**STATED GOAL:** Quote the entries word for word. Omit the pictures.

......

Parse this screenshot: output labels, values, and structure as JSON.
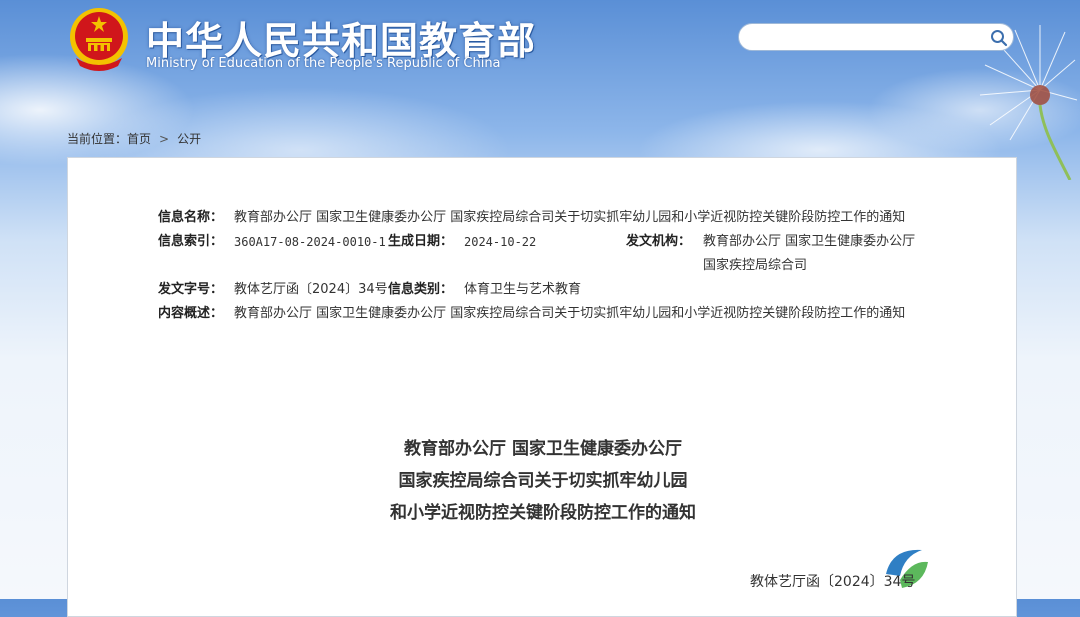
{
  "header": {
    "site_name_cn": "中华人民共和国教育部",
    "site_name_en": "Ministry of Education of the People's Republic of China",
    "search": {
      "placeholder": "",
      "value": ""
    }
  },
  "breadcrumb": {
    "prefix": "当前位置：",
    "items": [
      "首页",
      "公开"
    ],
    "separator": ">"
  },
  "info": {
    "name_label": "信息名称：",
    "name_value": "教育部办公厅 国家卫生健康委办公厅 国家疾控局综合司关于切实抓牢幼儿园和小学近视防控关键阶段防控工作的通知",
    "index_label": "信息索引：",
    "index_value": "360A17-08-2024-0010-1",
    "date_label": "生成日期：",
    "date_value": "2024-10-22",
    "issuer_label": "发文机构：",
    "issuer_line1": "教育部办公厅 国家卫生健康委办公厅",
    "issuer_line2": "国家疾控局综合司",
    "docno_label": "发文字号：",
    "docno_value": "教体艺厅函〔2024〕34号",
    "category_label": "信息类别：",
    "category_value": "体育卫生与艺术教育",
    "summary_label": "内容概述：",
    "summary_value": "教育部办公厅 国家卫生健康委办公厅 国家疾控局综合司关于切实抓牢幼儿园和小学近视防控关键阶段防控工作的通知"
  },
  "document": {
    "title_line1": "教育部办公厅 国家卫生健康委办公厅",
    "title_line2": "国家疾控局综合司关于切实抓牢幼儿园",
    "title_line3": "和小学近视防控关键阶段防控工作的通知",
    "doc_number": "教体艺厅函〔2024〕34号"
  },
  "colors": {
    "sky_top": "#5a8fd6",
    "emblem_red": "#d0161b",
    "emblem_gold": "#f3c200"
  }
}
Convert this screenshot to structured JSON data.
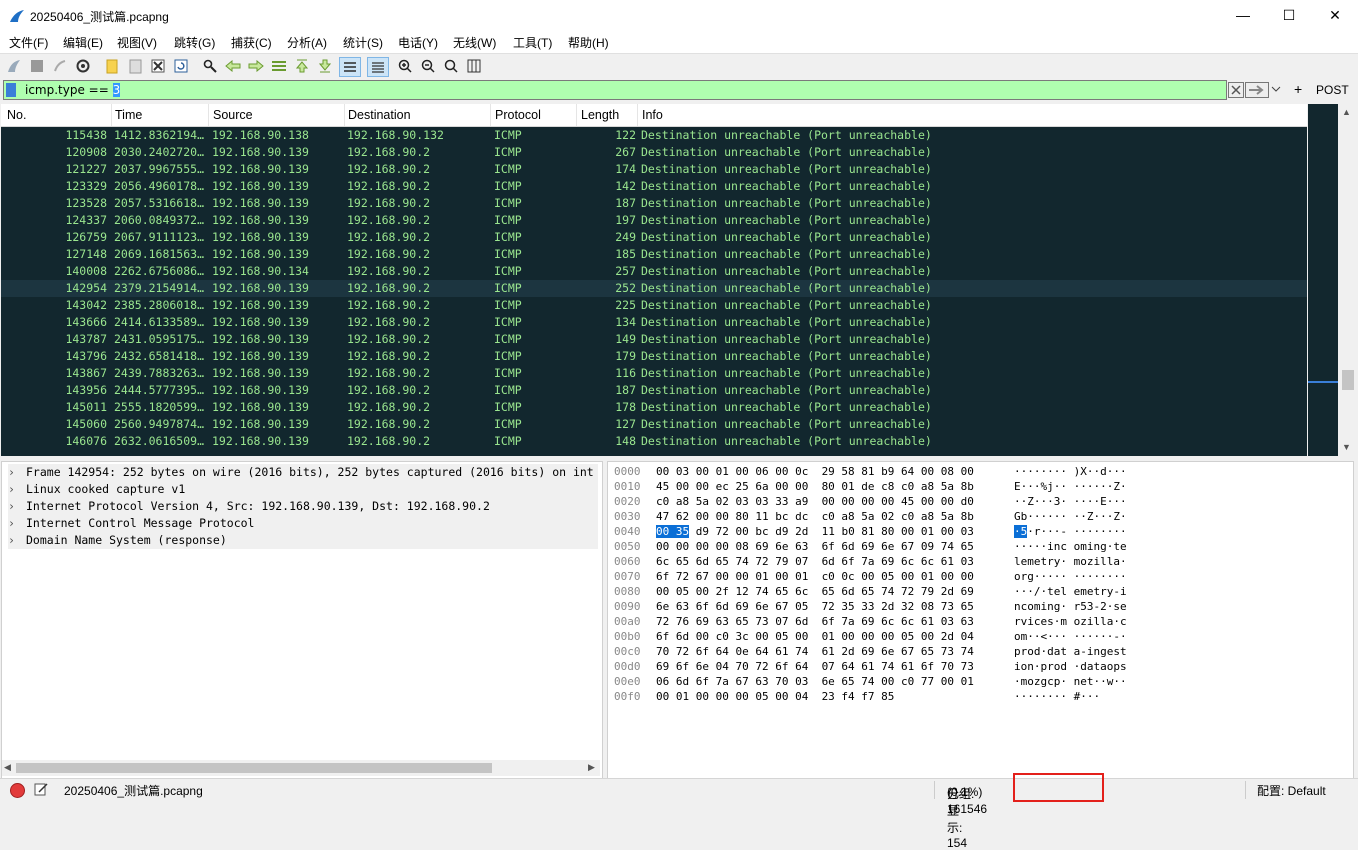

......

**ANSWER TO THE EXERCISE:**
Parse this screenshot: output labels, values, and structure as JSON.
{
  "header": {
    "site_name_cn": "中华人民共和国教育部",
    "site_name_en": "Ministry of Education of the People's Republic of China",
    "search": {
      "placeholder": "",
      "value": ""
    }
  },
  "breadcrumb": {
    "prefix": "当前位置：",
    "items": [
      "首页",
      "公开"
    ],
    "separator": ">"
  },
  "info": {
    "name_label": "信息名称：",
    "name_value": "教育部办公厅 国家卫生健康委办公厅 国家疾控局综合司关于切实抓牢幼儿园和小学近视防控关键阶段防控工作的通知",
    "index_label": "信息索引：",
    "index_value": "360A17-08-2024-0010-1",
    "date_label": "生成日期：",
    "date_value": "2024-10-22",
    "issuer_label": "发文机构：",
    "issuer_line1": "教育部办公厅 国家卫生健康委办公厅",
    "issuer_line2": "国家疾控局综合司",
    "docno_label": "发文字号：",
    "docno_value": "教体艺厅函〔2024〕34号",
    "category_label": "信息类别：",
    "category_value": "体育卫生与艺术教育",
    "summary_label": "内容概述：",
    "summary_value": "教育部办公厅 国家卫生健康委办公厅 国家疾控局综合司关于切实抓牢幼儿园和小学近视防控关键阶段防控工作的通知"
  },
  "document": {
    "title_line1": "教育部办公厅 国家卫生健康委办公厅",
    "title_line2": "国家疾控局综合司关于切实抓牢幼儿园",
    "title_line3": "和小学近视防控关键阶段防控工作的通知",
    "doc_number": "教体艺厅函〔2024〕34号"
  },
  "colors": {
    "sky_top": "#5a8fd6",
    "emblem_red": "#d0161b",
    "emblem_gold": "#f3c200"
  }
}
Convert this screenshot to structured JSON data.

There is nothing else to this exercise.